[Records]
___
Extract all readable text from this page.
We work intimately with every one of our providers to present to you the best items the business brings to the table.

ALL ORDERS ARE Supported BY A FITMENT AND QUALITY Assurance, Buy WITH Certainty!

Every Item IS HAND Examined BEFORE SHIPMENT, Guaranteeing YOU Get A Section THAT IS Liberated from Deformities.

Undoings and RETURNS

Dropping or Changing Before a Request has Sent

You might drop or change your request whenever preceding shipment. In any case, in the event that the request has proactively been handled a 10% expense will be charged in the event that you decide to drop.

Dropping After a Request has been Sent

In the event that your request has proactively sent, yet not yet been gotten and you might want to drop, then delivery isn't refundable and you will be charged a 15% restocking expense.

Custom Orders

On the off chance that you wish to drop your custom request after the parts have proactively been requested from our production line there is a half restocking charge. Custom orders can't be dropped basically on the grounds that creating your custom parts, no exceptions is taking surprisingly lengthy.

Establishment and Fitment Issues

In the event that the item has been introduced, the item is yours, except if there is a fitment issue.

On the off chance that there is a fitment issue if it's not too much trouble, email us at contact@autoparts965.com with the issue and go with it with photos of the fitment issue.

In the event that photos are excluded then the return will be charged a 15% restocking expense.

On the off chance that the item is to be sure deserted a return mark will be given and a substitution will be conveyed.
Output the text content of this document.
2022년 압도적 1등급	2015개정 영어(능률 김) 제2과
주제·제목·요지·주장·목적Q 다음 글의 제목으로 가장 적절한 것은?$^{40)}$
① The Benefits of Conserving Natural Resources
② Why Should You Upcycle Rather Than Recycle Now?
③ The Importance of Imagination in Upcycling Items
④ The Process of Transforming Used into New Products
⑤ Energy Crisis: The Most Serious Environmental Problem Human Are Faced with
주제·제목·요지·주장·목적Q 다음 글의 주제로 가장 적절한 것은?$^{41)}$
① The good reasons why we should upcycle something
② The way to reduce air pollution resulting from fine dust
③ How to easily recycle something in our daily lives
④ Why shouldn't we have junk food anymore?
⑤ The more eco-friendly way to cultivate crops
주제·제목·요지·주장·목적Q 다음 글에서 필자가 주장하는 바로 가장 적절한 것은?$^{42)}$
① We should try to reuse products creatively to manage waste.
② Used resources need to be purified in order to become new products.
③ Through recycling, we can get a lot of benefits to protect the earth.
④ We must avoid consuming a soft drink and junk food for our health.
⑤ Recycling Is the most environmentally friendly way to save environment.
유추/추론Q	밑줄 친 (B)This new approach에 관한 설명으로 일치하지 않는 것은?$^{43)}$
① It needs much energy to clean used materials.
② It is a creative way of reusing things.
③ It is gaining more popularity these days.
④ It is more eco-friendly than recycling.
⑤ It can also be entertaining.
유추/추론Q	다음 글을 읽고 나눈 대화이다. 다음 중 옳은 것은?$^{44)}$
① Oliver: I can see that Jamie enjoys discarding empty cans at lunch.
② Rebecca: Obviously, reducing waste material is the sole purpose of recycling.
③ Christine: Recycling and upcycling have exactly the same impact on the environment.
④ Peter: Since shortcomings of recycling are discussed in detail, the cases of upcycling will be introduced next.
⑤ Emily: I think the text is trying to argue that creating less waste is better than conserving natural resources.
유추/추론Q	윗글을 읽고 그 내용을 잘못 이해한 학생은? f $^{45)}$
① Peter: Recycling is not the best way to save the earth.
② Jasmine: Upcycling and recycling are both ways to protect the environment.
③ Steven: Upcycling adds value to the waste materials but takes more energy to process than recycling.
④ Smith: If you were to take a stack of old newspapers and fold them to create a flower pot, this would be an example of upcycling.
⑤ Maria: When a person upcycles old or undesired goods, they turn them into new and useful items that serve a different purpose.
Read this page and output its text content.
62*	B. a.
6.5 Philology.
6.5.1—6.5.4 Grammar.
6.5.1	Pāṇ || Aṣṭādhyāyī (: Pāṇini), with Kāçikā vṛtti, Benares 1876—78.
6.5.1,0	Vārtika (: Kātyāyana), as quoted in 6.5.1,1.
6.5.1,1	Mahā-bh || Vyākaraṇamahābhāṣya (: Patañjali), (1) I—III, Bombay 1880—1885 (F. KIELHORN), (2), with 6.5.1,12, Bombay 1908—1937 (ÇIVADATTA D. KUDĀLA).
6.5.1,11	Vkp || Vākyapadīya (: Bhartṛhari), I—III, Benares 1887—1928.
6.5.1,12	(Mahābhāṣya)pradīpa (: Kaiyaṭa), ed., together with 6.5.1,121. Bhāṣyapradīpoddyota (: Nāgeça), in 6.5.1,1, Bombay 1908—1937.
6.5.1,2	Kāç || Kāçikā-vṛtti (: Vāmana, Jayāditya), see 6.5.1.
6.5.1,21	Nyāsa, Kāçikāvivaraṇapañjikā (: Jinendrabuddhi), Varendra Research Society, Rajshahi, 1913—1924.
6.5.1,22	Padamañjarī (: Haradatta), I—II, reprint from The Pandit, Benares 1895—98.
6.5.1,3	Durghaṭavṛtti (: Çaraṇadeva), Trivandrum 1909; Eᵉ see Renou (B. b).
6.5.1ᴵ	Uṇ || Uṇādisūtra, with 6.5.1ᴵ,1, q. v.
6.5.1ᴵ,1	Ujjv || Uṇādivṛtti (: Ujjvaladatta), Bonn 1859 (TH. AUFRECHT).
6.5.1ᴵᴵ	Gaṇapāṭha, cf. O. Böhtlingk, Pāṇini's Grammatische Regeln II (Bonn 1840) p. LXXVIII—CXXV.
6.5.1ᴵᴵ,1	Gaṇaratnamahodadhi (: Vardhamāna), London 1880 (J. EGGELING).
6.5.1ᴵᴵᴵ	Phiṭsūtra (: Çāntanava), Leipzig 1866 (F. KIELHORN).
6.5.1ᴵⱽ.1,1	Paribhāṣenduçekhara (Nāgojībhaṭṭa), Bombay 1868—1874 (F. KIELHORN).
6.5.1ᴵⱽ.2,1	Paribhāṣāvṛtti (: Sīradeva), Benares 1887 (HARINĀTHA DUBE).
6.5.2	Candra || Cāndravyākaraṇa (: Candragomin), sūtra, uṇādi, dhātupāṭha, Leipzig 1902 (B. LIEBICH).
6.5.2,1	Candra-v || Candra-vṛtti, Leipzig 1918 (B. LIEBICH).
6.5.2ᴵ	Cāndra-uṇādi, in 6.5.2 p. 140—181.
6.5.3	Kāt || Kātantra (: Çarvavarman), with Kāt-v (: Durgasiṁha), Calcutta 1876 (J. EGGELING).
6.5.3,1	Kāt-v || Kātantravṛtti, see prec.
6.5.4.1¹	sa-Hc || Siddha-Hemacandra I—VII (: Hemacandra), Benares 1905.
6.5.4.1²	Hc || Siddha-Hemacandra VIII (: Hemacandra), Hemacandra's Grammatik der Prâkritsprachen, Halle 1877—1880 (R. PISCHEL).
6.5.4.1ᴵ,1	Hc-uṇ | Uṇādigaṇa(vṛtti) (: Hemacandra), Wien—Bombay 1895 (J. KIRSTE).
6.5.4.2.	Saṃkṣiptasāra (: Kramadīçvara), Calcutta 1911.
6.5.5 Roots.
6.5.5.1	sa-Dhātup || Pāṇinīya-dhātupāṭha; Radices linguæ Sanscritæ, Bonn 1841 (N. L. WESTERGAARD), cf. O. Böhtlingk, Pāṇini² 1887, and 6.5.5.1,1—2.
___
What the task requires >>
Copy out every line in the listing where the word "LIEBICH" appears.

Exercise result >>
6.5.2	Candra || Cāndravyākaraṇa (: Candragomin), sūtra, uṇādi, dhātupāṭha, Leipzig 1902 (B. LIEBICH).
6.5.2,1	Candra-v || Candra-vṛtti, Leipzig 1918 (B. LIEBICH).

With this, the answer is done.